**What is needed**
Return the data exactly, with all pictures removed.

**Records provided**

============

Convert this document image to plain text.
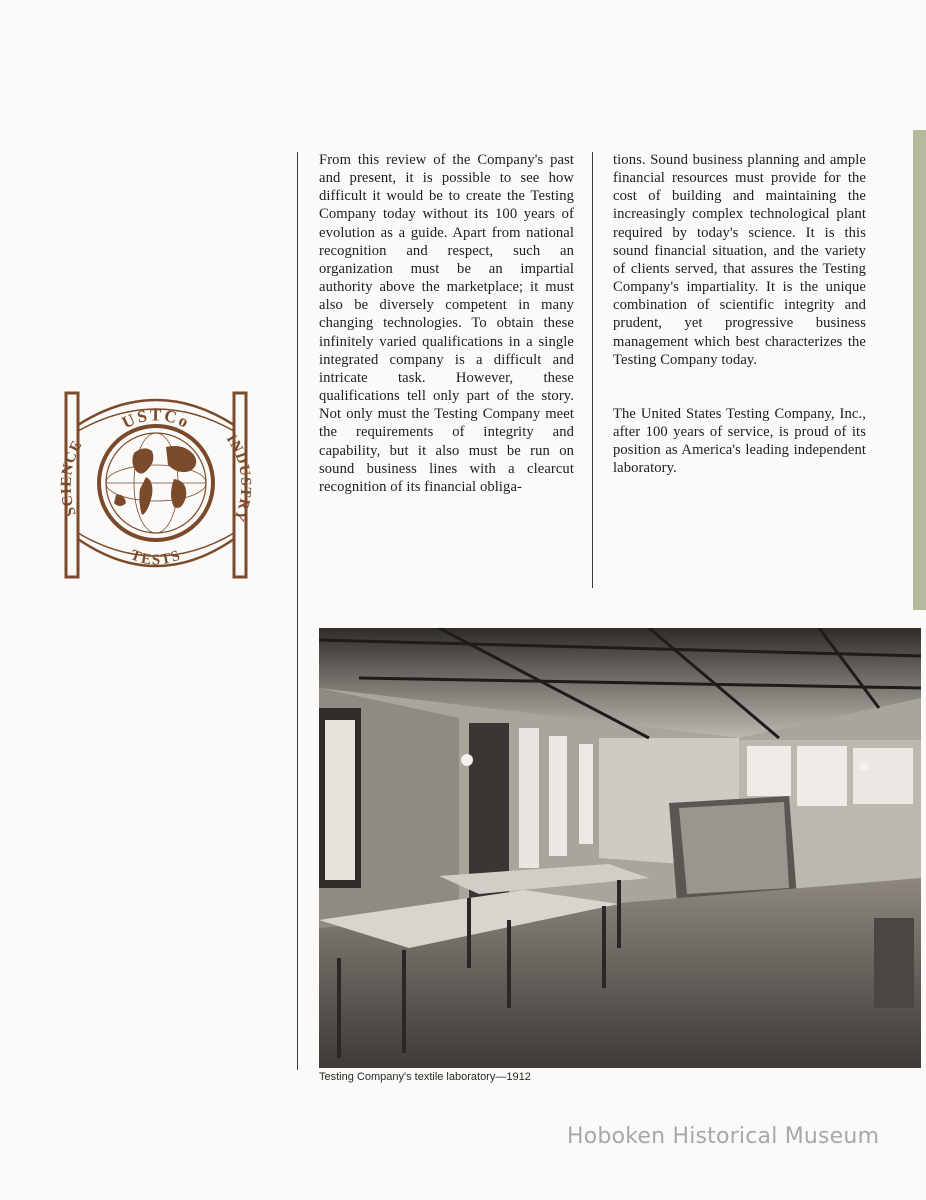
USTCo
TESTS
SCIENCE	INDUSTRY

From this review of the Company's past and present, it is possible to see how difficult it would be to create the Testing Company today without its 100 years of evolution as a guide. Apart from national recognition and respect, such an organization must be an impartial authority above the marketplace; it must also be diversely competent in many changing technologies. To obtain these infinitely varied qualifications in a single integrated company is a difficult and intricate task. However, these qualifications tell only part of the story. Not only must the Testing Company meet the requirements of integrity and capability, but it also must be run on sound business lines with a clearcut recognition of its financial obliga-

tions. Sound business planning and ample financial resources must provide for the cost of building and maintaining the increasingly complex technological plant required by today's science. It is this sound financial situation, and the variety of clients served, that assures the Testing Company's impartiality. It is the unique combination of scientific integrity and prudent, yet progressive business management which best characterizes the Testing Company today.

The United States Testing Company, Inc., after 100 years of service, is proud of its position as America's leading independent laboratory.

Testing Company's textile laboratory—1912
Hoboken Historical Museum
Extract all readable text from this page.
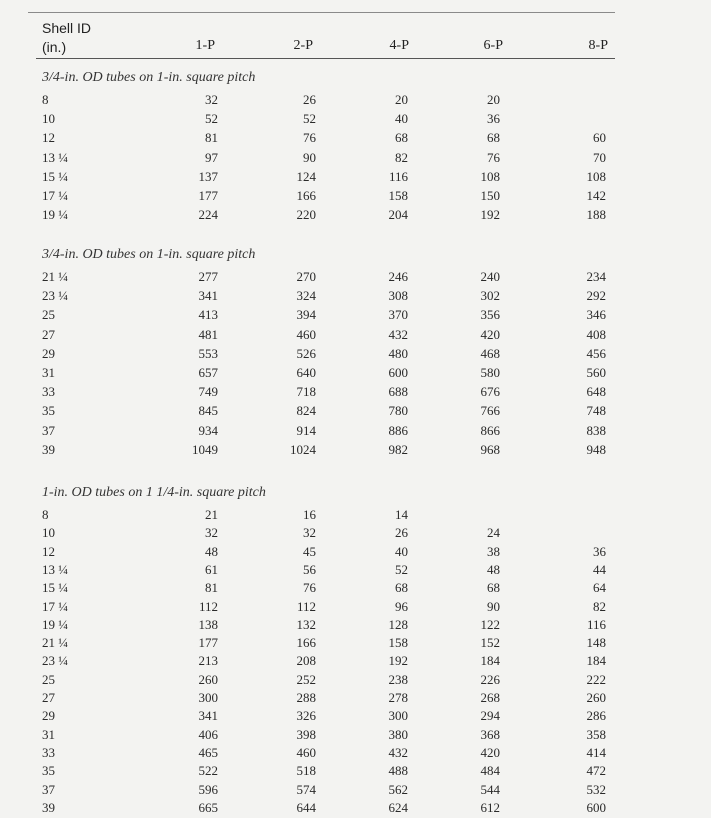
Shell ID
(in.)	1-P	2-P	4-P	6-P	8-P
3/4-in. OD tubes on 1-in. square pitch
8	32	26	20	20
10	52	52	40	36
12	81	76	68	68	60
13 ¼	97	90	82	76	70
15 ¼	137	124	116	108	108
17 ¼	177	166	158	150	142
19 ¼	224	220	204	192	188
3/4-in. OD tubes on 1-in. square pitch
21 ¼	277	270	246	240	234
23 ¼	341	324	308	302	292
25	413	394	370	356	346
27	481	460	432	420	408
29	553	526	480	468	456
31	657	640	600	580	560
33	749	718	688	676	648
35	845	824	780	766	748
37	934	914	886	866	838
39	1049	1024	982	968	948
1-in. OD tubes on 1 1/4-in. square pitch
8	21	16	14
10	32	32	26	24
12	48	45	40	38	36
13 ¼	61	56	52	48	44
15 ¼	81	76	68	68	64
17 ¼	112	112	96	90	82
19 ¼	138	132	128	122	116
21 ¼	177	166	158	152	148
23 ¼	213	208	192	184	184
25	260	252	238	226	222
27	300	288	278	268	260
29	341	326	300	294	286
31	406	398	380	368	358
33	465	460	432	420	414
35	522	518	488	484	472
37	596	574	562	544	532
39	665	644	624	612	600
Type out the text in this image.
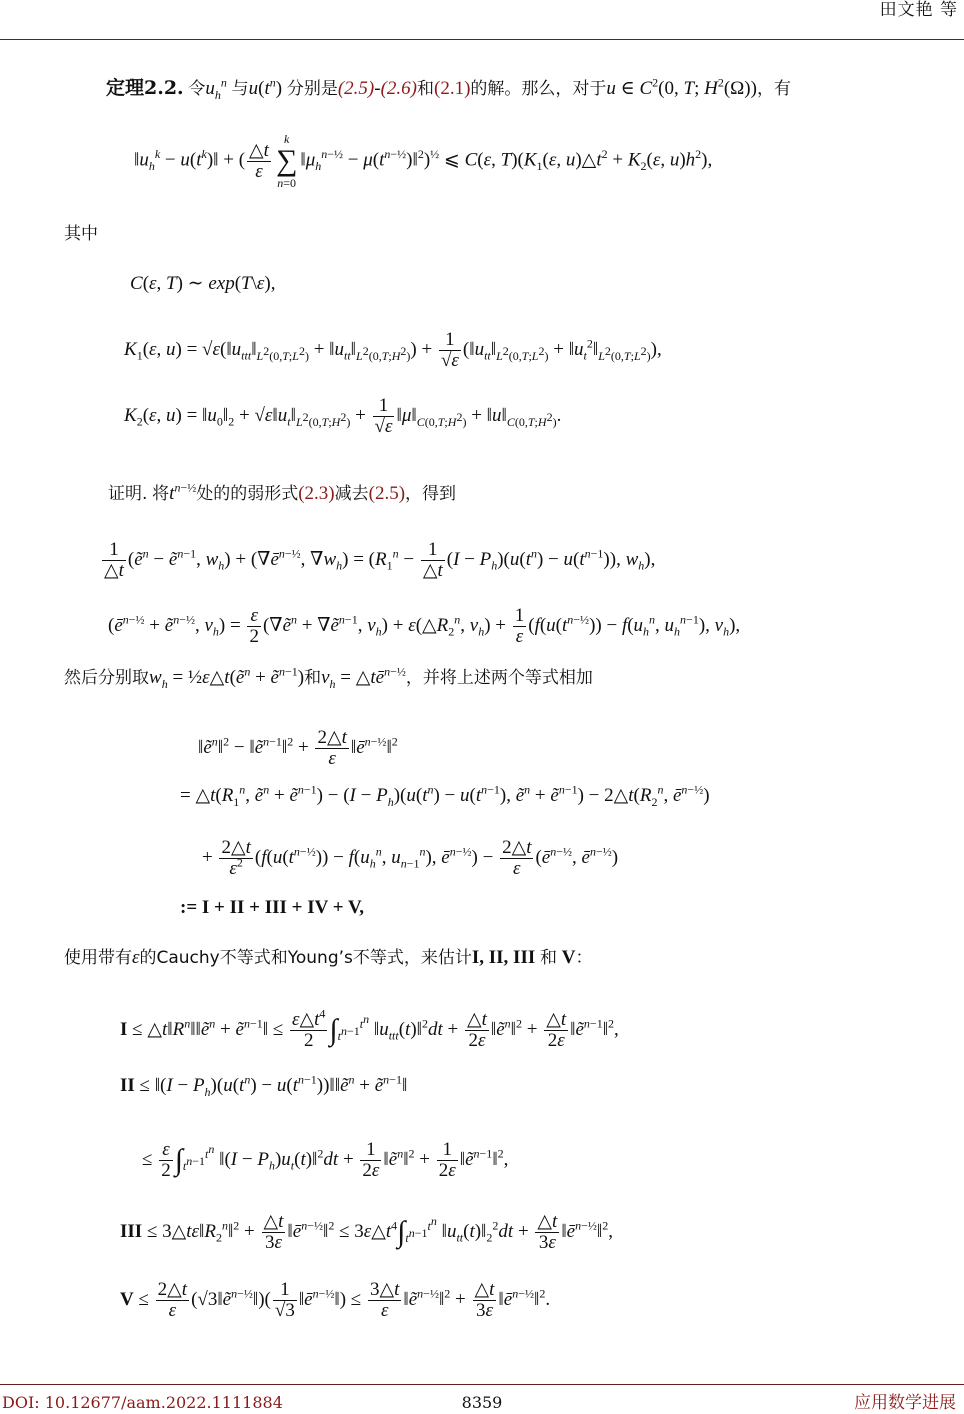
田文艳 等
定理2.2. 令$u_h^n$ 与$u(t^n)$ 分别是(2.5)-(2.6)和(2.1)的解。那么，对于u ∈ $C^2(0$, T; $H^2(\Omega)$)，有
$‖u_h^k$ − $u(t^k)‖$ + ( $\frac{\triangle t}{\varepsilon}$
k
∑
$n=0‖\mu_h^{n-\frac{1}{2}}$ − $\mu(t^{n-\frac{1}{2}})‖^2)^{\frac{1}{2}}$ ⩽ C(ε, $T)(K_1(\varepsilon$, $u)\triangle t^2 + K_2(\varepsilon$, $u)h^2$),
其中
C(ε, T) ∼ exp(T\ε),
$K_1(\varepsilon$, $u) = √\varepsilon(‖u_{ttt}‖_{L^2(0,T;L^2)}$ + $‖u_{tt}‖_{L^2(0,T;H^2)}) + \frac{1}{√\varepsilon}$ ($‖u_{tt}‖_{L^2(0,T;L^2)}$ + $‖u_t^2‖_{L^2(0,T;L^2)}$),
$K_2(\varepsilon$, $u) = ‖u_0‖_2$ + $√\varepsilon‖u_t‖_{L^2(0,T;H^2)} + \frac{1}{√\varepsilon}$ $‖\mu‖_{C(0,T;H^2)}$ + $‖u‖_{C(0,T;H^2)}$.
证明. 将$t^{n-\frac{1}{2}}$处的的弱形式(2.3)减去(2.5)，得到
$\frac{1}{\triangle t}$ (ẽ$^n$ − ẽ$^{n-1}$, $w_h$) + ($\nabla ē^{n-\frac{1}{2}}$, $\nabla w_h) = (R_1^n - \frac{1}{\triangle t} (I - P_h)(u(t^n) - u(t^{n-1}))$, $w_h$),
($ē^{n-\frac{1}{2}}$ + ẽ$^{n-\frac{1}{2}}$, $v_h) = \frac{\varepsilon}{2}$ (∇ẽ$^n$ + ∇ẽ$^{n-1}$, $v_h$) + $\varepsilon(\triangle R_2^n$, $v_h) + \frac{1}{\varepsilon} (f(u(t^{n-\frac{1}{2}})) - f(u_h^n$, $u_h^{n-1}$), $v_h$),
然后分别取$w_h$ = ½ε△t(ẽ$^n$ + ẽ$^{n-1}$)和$v_h$ = $\triangle tē^{n-\frac{1}{2}}$，并将上述两个等式相加
‖ẽ$^n$‖$^2$ − ‖ẽ$^{n-1}$‖$^2$ + $\frac{2\triangle t}{\varepsilon}$ $‖ē^{n-\frac{1}{2}}‖^2$
= $\triangle t(R_1^n$, ẽ$^n$ + ẽ$^{n-1}$) − $(I - P_h)(u(t^n) - u(t^{n-1})$, ẽ$^n$ + ẽ$^{n-1}$) − $2\triangle t(R_2^n$, $ē^{n-\frac{1}{2}}$)
+ $\frac{2\triangle t}{\varepsilon^2} (f(u(t^{n-\frac{1}{2}})) - f(u_h^n$, $u_{n-1}^n$), $ē^{n-\frac{1}{2}}) - \frac{2\triangle t}{\varepsilon}$ ($ē^{n-\frac{1}{2}}$, $ē^{n-\frac{1}{2}}$)
:= I + II + III + IV + V,
使用带有ε的Cauchy不等式和Young’s不等式，来估计I, II, III 和 V：
$I \le \triangle t‖R^n‖‖ẽ^n$ + ẽ$^{n-1}$‖ ≤ $\frac{\varepsilon\triangle t^4}{2} \int_{t^{n-1}}^{t^n}$ $‖u_{ttt}(t)‖^2dt + \frac{\triangle t}{2\varepsilon}$ ‖ẽ$^n$‖$^2$ + $\frac{\triangle t}{2\varepsilon}$ ‖ẽ$^{n-1}$‖$^2$,
II ≤ ‖(I − $P_h)(u(t^n)$ − $u(t^{n-1}))‖‖ẽ^n$ + ẽ$^{n-1}$‖
≤ $\frac{\varepsilon}{2} \int_{t^{n-1}}^{t^n}$ ‖(I − $P_h)u_t(t)‖^2dt + \frac{1}{2\varepsilon}$ ‖ẽ$^n$‖$^2$ + $\frac{1}{2\varepsilon}$ ‖ẽ$^{n-1}$‖$^2$,
III ≤ $3\triangle t\varepsilon‖R_2^n‖^2 + \frac{\triangle t}{3\varepsilon}$ $‖ē^{n-\frac{1}{2}}‖^2$ ≤ $3\varepsilon\triangle t^4\int_{t^{n-1}}^{t^n}$ $‖u_{tt}(t)‖_2^2dt + \frac{\triangle t}{3\varepsilon}$ $‖ē^{n-\frac{1}{2}}‖^2$,
$V \le \frac{2\triangle t}{\varepsilon}$ (√3‖ẽ$^{n-\frac{1}{2}}$‖)( $\frac{1}{√3}$ $‖ē^{n-\frac{1}{2}}‖) \le \frac{3\triangle t}{\varepsilon}$ ‖ẽ$^{n-\frac{1}{2}}$‖$^2$ + $\frac{\triangle t}{3\varepsilon}$ $‖ē^{n-\frac{1}{2}}‖^2$.
DOI: 10.12677/aam.2022.1111884	8359	应用数学进展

============

**Full output**
Convert this document image to plain text.
USTCo
TESTS
SCIENCE	INDUSTRY

From this review of the Company's past and present, it is possible to see how difficult it would be to create the Testing Company today without its 100 years of evolution as a guide. Apart from national recognition and respect, such an organization must be an impartial authority above the marketplace; it must also be diversely competent in many changing technologies. To obtain these infinitely varied qualifications in a single integrated company is a difficult and intricate task. However, these qualifications tell only part of the story. Not only must the Testing Company meet the requirements of integrity and capability, but it also must be run on sound business lines with a clearcut recognition of its financial obliga-

tions. Sound business planning and ample financial resources must provide for the cost of building and maintaining the increasingly complex technological plant required by today's science. It is this sound financial situation, and the variety of clients served, that assures the Testing Company's impartiality. It is the unique combination of scientific integrity and prudent, yet progressive business management which best characterizes the Testing Company today.

The United States Testing Company, Inc., after 100 years of service, is proud of its position as America's leading independent laboratory.

Testing Company's textile laboratory—1912
Hoboken Historical Museum
Extract all readable text from this page.
Shell ID
(in.)	1-P	2-P	4-P	6-P	8-P
3/4-in. OD tubes on 1-in. square pitch
8	32	26	20	20
10	52	52	40	36
12	81	76	68	68	60
13 ¼	97	90	82	76	70
15 ¼	137	124	116	108	108
17 ¼	177	166	158	150	142
19 ¼	224	220	204	192	188
3/4-in. OD tubes on 1-in. square pitch
21 ¼	277	270	246	240	234
23 ¼	341	324	308	302	292
25	413	394	370	356	346
27	481	460	432	420	408
29	553	526	480	468	456
31	657	640	600	580	560
33	749	718	688	676	648
35	845	824	780	766	748
37	934	914	886	866	838
39	1049	1024	982	968	948
1-in. OD tubes on 1 1/4-in. square pitch
8	21	16	14
10	32	32	26	24
12	48	45	40	38	36
13 ¼	61	56	52	48	44
15 ¼	81	76	68	68	64
17 ¼	112	112	96	90	82
19 ¼	138	132	128	122	116
21 ¼	177	166	158	152	148
23 ¼	213	208	192	184	184
25	260	252	238	226	222
27	300	288	278	268	260
29	341	326	300	294	286
31	406	398	380	368	358
33	465	460	432	420	414
35	522	518	488	484	472
37	596	574	562	544	532
39	665	644	624	612	600
Type out the text in this image.
田文艳 等
定理2.2. 令$u_h^n$ 与$u(t^n)$ 分别是(2.5)-(2.6)和(2.1)的解。那么，对于u ∈ $C^2(0$, T; $H^2(\Omega)$)，有
$‖u_h^k$ − $u(t^k)‖$ + ( $\frac{\triangle t}{\varepsilon}$
k
∑
$n=0‖\mu_h^{n-\frac{1}{2}}$ − $\mu(t^{n-\frac{1}{2}})‖^2)^{\frac{1}{2}}$ ⩽ C(ε, $T)(K_1(\varepsilon$, $u)\triangle t^2 + K_2(\varepsilon$, $u)h^2$),
其中
C(ε, T) ∼ exp(T\ε),
$K_1(\varepsilon$, $u) = √\varepsilon(‖u_{ttt}‖_{L^2(0,T;L^2)}$ + $‖u_{tt}‖_{L^2(0,T;H^2)}) + \frac{1}{√\varepsilon}$ ($‖u_{tt}‖_{L^2(0,T;L^2)}$ + $‖u_t^2‖_{L^2(0,T;L^2)}$),
$K_2(\varepsilon$, $u) = ‖u_0‖_2$ + $√\varepsilon‖u_t‖_{L^2(0,T;H^2)} + \frac{1}{√\varepsilon}$ $‖\mu‖_{C(0,T;H^2)}$ + $‖u‖_{C(0,T;H^2)}$.
证明. 将$t^{n-\frac{1}{2}}$处的的弱形式(2.3)减去(2.5)，得到
$\frac{1}{\triangle t}$ (ẽ$^n$ − ẽ$^{n-1}$, $w_h$) + ($\nabla ē^{n-\frac{1}{2}}$, $\nabla w_h) = (R_1^n - \frac{1}{\triangle t} (I - P_h)(u(t^n) - u(t^{n-1}))$, $w_h$),
($ē^{n-\frac{1}{2}}$ + ẽ$^{n-\frac{1}{2}}$, $v_h) = \frac{\varepsilon}{2}$ (∇ẽ$^n$ + ∇ẽ$^{n-1}$, $v_h$) + $\varepsilon(\triangle R_2^n$, $v_h) + \frac{1}{\varepsilon} (f(u(t^{n-\frac{1}{2}})) - f(u_h^n$, $u_h^{n-1}$), $v_h$),
然后分别取$w_h$ = ½ε△t(ẽ$^n$ + ẽ$^{n-1}$)和$v_h$ = $\triangle tē^{n-\frac{1}{2}}$，并将上述两个等式相加
‖ẽ$^n$‖$^2$ − ‖ẽ$^{n-1}$‖$^2$ + $\frac{2\triangle t}{\varepsilon}$ $‖ē^{n-\frac{1}{2}}‖^2$
= $\triangle t(R_1^n$, ẽ$^n$ + ẽ$^{n-1}$) − $(I - P_h)(u(t^n) - u(t^{n-1})$, ẽ$^n$ + ẽ$^{n-1}$) − $2\triangle t(R_2^n$, $ē^{n-\frac{1}{2}}$)
+ $\frac{2\triangle t}{\varepsilon^2} (f(u(t^{n-\frac{1}{2}})) - f(u_h^n$, $u_{n-1}^n$), $ē^{n-\frac{1}{2}}) - \frac{2\triangle t}{\varepsilon}$ ($ē^{n-\frac{1}{2}}$, $ē^{n-\frac{1}{2}}$)
:= I + II + III + IV + V,
使用带有ε的Cauchy不等式和Young’s不等式，来估计I, II, III 和 V：
$I \le \triangle t‖R^n‖‖ẽ^n$ + ẽ$^{n-1}$‖ ≤ $\frac{\varepsilon\triangle t^4}{2} \int_{t^{n-1}}^{t^n}$ $‖u_{ttt}(t)‖^2dt + \frac{\triangle t}{2\varepsilon}$ ‖ẽ$^n$‖$^2$ + $\frac{\triangle t}{2\varepsilon}$ ‖ẽ$^{n-1}$‖$^2$,
II ≤ ‖(I − $P_h)(u(t^n)$ − $u(t^{n-1}))‖‖ẽ^n$ + ẽ$^{n-1}$‖
≤ $\frac{\varepsilon}{2} \int_{t^{n-1}}^{t^n}$ ‖(I − $P_h)u_t(t)‖^2dt + \frac{1}{2\varepsilon}$ ‖ẽ$^n$‖$^2$ + $\frac{1}{2\varepsilon}$ ‖ẽ$^{n-1}$‖$^2$,
III ≤ $3\triangle t\varepsilon‖R_2^n‖^2 + \frac{\triangle t}{3\varepsilon}$ $‖ē^{n-\frac{1}{2}}‖^2$ ≤ $3\varepsilon\triangle t^4\int_{t^{n-1}}^{t^n}$ $‖u_{tt}(t)‖_2^2dt + \frac{\triangle t}{3\varepsilon}$ $‖ē^{n-\frac{1}{2}}‖^2$,
$V \le \frac{2\triangle t}{\varepsilon}$ (√3‖ẽ$^{n-\frac{1}{2}}$‖)( $\frac{1}{√3}$ $‖ē^{n-\frac{1}{2}}‖) \le \frac{3\triangle t}{\varepsilon}$ ‖ẽ$^{n-\frac{1}{2}}$‖$^2$ + $\frac{\triangle t}{3\varepsilon}$ $‖ē^{n-\frac{1}{2}}‖^2$.
DOI: 10.12677/aam.2022.1111884	8359	应用数学进展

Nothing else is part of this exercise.